• Source extract:
⟨

Module `livekit.agents.llm.fallback_adapter`

Classes

class AvailabilityChangedEvent (llm: LLM, available: bool)

Expand source code

@dataclass
class AvailabilityChangedEvent:
    llm: LLM
    available: bool

AvailabilityChangedEvent(llm: 'LLM', available: 'bool')

Instance variables

var available : bool
var llm : LLM

class FallbackAdapter (llm: list[LLM], *, attempt_timeout: float = 10.0, max_retry_per_llm: int = 1, retry_interval: float = 5)

Expand source code

class FallbackAdapter(
    LLM[Literal["llm_availability_changed"]],
):
    def __init__(
        self,
        llm: list[LLM],
        *,
        attempt_timeout: float = 10.0,
        max_retry_per_llm: int = 1,
        retry_interval: float = 5,
    ) -> None:
        if len(llm) < 1:
            raise ValueError("at least one LLM instance must be provided.")

        super().__init__(
            capabilities=LLMCapabilities(
                supports_choices_on_int=all(
                    t.capabilities.supports_choices_on_int for t in llm
                ),
                requires_persistent_functions=all(
                    t.capabilities.requires_persistent_functions for t in llm
                ),
            )
        )

        self._llm_instances = llm
        self._attempt_timeout = attempt_timeout
        self._max_retry_per_llm = max_retry_per_llm
        self._retry_interval = retry_interval

        self._status = [
            _LLMStatus(available=True, recovering_task=None)
            for _ in self._llm_instances
        ]

    def chat(
        self,
        *,
        chat_ctx: ChatContext,
        conn_options: APIConnectOptions = DEFAULT_FALLBACK_API_CONNECT_OPTIONS,
        fnc_ctx: FunctionContext | None = None,
        temperature: float | None = None,
        n: int | None = 1,
        parallel_tool_calls: bool | None = None,
        tool_choice: Union[ToolChoice, Literal["auto", "required", "none"]]
        | None = None,
    ) -> "LLMStream":
        return FallbackLLMStream(
            llm=self,
            conn_options=conn_options,
            chat_ctx=chat_ctx,
            fnc_ctx=fnc_ctx,
            temperature=temperature,
            n=n,
            parallel_tool_calls=parallel_tool_calls,
            tool_choice=tool_choice,
        )

Helper class that provides a standard way to create an ABC using inheritance.

Ancestors

LLM
abc.ABC
EventEmitter
typing.Generic

Methods

def chat(self, *, chat_ctx: ChatContext, conn_options: APIConnectOptions = APIConnectOptions(max_retry=0, retry_interval=2.0, timeout=10.0), fnc_ctx: FunctionContext | None = None, temperature: float | None = None, n: int | None = 1, parallel_tool_calls: bool | None = None, tool_choice: "Union[ToolChoice, Literal['auto', 'required', 'none']] | None" = None) ‑> LLMStream

Expand source code

def chat(
    self,
    *,
    chat_ctx: ChatContext,
    conn_options: APIConnectOptions = DEFAULT_FALLBACK_API_CONNECT_OPTIONS,
    fnc_ctx: FunctionContext | None = None,
    temperature: float | None = None,
    n: int | None = 1,
    parallel_tool_calls: bool | None = None,
    tool_choice: Union[ToolChoice, Literal["auto", "required", "none"]]
    | None = None,
) -> "LLMStream":
    return FallbackLLMStream(
        llm=self,
        conn_options=conn_options,
        chat_ctx=chat_ctx,
        fnc_ctx=fnc_ctx,
        temperature=temperature,
        n=n,
        parallel_tool_calls=parallel_tool_calls,
        tool_choice=tool_choice,
    )

⟩

• Extracted entries:
⟨

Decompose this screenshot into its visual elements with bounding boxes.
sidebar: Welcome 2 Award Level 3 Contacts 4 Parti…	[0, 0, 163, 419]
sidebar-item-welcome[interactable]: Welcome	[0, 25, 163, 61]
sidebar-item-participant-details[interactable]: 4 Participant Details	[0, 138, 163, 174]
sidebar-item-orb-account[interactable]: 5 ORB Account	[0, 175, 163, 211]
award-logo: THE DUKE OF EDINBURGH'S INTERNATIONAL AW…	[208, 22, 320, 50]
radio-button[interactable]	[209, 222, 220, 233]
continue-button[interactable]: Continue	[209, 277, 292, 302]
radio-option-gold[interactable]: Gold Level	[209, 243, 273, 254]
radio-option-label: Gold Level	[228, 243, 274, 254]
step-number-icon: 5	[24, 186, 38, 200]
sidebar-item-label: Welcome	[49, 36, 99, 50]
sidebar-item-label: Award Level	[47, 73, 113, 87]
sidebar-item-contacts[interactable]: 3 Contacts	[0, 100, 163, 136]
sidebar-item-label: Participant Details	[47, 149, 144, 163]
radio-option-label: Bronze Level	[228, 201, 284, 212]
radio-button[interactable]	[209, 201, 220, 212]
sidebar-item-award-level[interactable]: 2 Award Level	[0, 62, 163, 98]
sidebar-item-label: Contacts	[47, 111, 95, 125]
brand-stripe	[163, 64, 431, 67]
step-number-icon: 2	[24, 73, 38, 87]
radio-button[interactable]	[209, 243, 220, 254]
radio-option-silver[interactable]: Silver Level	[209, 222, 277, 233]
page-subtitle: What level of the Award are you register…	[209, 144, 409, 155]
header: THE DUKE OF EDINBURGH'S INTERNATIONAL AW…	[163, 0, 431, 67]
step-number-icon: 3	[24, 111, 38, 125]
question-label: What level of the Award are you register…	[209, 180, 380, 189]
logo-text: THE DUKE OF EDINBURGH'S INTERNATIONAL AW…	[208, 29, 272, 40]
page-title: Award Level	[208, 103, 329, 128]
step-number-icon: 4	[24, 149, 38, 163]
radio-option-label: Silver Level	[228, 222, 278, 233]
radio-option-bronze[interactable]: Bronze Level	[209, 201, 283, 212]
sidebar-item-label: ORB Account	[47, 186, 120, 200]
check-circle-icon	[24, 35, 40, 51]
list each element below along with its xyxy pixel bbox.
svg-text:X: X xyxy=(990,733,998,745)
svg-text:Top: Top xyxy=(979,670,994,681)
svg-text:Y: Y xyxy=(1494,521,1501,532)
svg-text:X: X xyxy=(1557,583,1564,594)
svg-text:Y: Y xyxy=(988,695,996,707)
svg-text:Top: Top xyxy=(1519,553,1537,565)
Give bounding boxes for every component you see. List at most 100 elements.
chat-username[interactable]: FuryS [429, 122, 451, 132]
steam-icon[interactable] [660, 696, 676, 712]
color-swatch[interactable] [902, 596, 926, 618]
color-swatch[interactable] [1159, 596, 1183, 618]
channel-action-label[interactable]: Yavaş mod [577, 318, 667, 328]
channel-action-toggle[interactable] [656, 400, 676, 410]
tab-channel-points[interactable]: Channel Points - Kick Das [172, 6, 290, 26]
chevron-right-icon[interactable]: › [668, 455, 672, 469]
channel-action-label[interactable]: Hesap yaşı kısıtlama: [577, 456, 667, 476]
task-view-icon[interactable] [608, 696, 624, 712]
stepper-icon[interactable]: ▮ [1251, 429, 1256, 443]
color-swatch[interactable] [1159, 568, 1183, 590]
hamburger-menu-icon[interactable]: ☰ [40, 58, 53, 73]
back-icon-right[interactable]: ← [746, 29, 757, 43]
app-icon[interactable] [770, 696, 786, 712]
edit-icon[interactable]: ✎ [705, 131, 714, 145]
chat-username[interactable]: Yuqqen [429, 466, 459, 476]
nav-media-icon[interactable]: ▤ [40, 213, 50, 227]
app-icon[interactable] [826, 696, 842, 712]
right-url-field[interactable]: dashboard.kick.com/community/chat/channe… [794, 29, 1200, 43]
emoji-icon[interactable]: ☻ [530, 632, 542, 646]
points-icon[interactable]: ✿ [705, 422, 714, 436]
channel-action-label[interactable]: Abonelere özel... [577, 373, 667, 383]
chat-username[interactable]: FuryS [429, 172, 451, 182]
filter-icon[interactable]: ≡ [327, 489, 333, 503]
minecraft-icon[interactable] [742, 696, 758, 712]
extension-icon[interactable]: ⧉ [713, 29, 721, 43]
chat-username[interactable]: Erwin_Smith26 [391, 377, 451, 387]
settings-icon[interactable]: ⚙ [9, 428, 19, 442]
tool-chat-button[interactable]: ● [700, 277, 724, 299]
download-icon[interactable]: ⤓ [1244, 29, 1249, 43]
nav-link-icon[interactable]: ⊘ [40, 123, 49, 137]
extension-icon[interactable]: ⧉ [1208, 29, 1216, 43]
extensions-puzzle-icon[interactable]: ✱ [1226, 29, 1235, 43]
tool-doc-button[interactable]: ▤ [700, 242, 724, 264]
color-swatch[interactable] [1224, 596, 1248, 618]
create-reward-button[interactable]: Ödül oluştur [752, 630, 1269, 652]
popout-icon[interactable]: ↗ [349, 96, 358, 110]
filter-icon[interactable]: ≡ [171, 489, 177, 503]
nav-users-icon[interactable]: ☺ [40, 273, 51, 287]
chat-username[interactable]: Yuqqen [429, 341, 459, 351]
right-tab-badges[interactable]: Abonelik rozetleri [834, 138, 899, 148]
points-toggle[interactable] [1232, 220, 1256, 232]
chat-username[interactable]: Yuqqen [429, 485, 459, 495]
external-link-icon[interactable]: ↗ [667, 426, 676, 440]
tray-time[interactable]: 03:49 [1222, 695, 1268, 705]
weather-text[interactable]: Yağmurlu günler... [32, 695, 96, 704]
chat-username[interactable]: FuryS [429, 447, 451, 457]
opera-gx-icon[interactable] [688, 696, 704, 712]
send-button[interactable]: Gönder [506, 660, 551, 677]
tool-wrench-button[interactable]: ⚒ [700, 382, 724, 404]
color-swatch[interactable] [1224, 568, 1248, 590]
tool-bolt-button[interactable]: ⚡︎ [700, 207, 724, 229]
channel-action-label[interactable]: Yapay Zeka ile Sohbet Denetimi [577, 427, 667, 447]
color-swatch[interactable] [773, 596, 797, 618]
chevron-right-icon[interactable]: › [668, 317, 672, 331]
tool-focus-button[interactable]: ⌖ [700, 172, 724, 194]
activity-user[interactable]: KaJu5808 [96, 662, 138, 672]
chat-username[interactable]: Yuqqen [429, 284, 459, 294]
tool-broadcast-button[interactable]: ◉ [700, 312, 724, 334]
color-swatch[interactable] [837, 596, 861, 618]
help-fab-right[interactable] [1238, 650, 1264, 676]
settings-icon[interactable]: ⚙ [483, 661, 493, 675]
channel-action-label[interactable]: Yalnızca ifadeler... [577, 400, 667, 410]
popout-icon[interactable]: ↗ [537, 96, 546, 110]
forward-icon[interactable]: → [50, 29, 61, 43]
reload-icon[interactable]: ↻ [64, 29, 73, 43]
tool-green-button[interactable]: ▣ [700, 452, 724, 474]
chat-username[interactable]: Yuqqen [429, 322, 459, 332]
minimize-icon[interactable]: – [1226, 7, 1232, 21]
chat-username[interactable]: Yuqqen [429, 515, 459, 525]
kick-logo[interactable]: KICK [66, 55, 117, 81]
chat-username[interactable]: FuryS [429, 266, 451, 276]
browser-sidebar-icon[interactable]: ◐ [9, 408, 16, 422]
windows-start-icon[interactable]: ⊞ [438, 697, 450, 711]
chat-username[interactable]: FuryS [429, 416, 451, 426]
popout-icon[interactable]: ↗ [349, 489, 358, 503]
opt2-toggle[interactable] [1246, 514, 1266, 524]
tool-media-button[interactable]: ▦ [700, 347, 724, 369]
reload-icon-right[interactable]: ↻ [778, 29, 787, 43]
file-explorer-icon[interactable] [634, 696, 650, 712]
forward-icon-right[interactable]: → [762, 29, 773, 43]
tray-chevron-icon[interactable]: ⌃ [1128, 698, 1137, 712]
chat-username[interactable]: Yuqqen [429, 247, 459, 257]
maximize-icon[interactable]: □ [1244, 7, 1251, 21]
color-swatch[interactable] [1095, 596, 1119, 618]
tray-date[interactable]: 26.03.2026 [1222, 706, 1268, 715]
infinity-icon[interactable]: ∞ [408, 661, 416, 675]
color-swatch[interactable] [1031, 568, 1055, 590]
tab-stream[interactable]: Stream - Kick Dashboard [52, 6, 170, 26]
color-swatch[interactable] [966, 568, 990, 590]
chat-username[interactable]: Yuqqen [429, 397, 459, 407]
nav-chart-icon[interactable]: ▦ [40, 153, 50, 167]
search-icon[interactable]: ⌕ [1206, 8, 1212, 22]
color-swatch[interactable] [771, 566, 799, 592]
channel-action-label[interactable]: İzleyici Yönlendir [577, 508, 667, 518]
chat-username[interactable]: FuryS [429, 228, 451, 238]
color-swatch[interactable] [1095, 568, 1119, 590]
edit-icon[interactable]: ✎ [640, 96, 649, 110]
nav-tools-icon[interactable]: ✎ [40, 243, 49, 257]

⟩

• Questions on the material:
1) In the fallback adapter documentation, rewrite the one-line paragraph beginning "class FallbackAdapter (llm: list[LLM], *," as a list of its parameters, giving each one's type and any default value.
2) Please carry the fallback adapter documentation on from its last line with the next part of the page.
The lines have nothing to do with the fallback adapter documentation.

• List of answers:
1)
- llm: list[LLM], no default
- attempt_timeout: float, default 10.0 (keyword-only)
- max_retry_per_llm: int, default 1 (keyword-only)
- retry_interval: float, default 5 (keyword-only)

2)
Inherited members

LLM:
- emit
- off
- on
- once

class FallbackLLMStream (*, llm: FallbackAdapter, conn_options: APIConnectOptions, chat_ctx: ChatContext, fnc_ctx: FunctionContext | None, temperature: float | None, n: int | None, parallel_tool_calls: bool | None, tool_choice: "Union[ToolChoice, Literal['auto', 'required', 'none']] | None" = None)

Expand source code

class FallbackLLMStream(LLMStream):
    def __init__(
        self,
        *,
        llm: FallbackAdapter,
        conn_options: APIConnectOptions,
        chat_ctx: ChatContext,
        fnc_ctx: FunctionContext | None,
        temperature: float | None,
        n: int | None,
        parallel_tool_calls: bool | None,
        tool_choice: Union[ToolChoice, Literal["auto", "required", "none"]]
        | None = None,
    ) -> None:
        super().__init__(
            llm, chat_ctx=chat_ctx, fnc_ctx=fnc_ctx, conn_options=conn_options
        )
        self._fallback_adapter = llm
        self._temperature = temperature
        self._n = n
        self._parallel_tool_calls = parallel_tool_calls
        self._tool_choice = tool_choice

        self._current_stream: Optional[LLMStream] = None

    @property
    def function_calls(self) -> list[FunctionCallInfo]:
        if self._current_stream is None:
            return []
        return self._current_stream.function_calls

    @property
    def chat_ctx(self) -> ChatContext:
        if self._current_stream is None:
            return self._chat_ctx
        return self._current_stream.chat_ctx

    @property
    def fnc_ctx(self) -> FunctionContext | None:
        if self._current_stream is None:
            return self._fnc_ctx
        return self._current_stream.fnc_ctx

    def execute_functions(self) -> list[CalledFunction]:
        # this function is unused, but putting it in place for completeness
        if self._current_stream is None:
            return []
        return self._current_stream.execute_functions()

    async def _try_generate(
        self, *, llm: LLM, check_recovery: bool = False
    ) -> AsyncIterable[ChatChunk]:
        """
        Try to generate with the given LLM.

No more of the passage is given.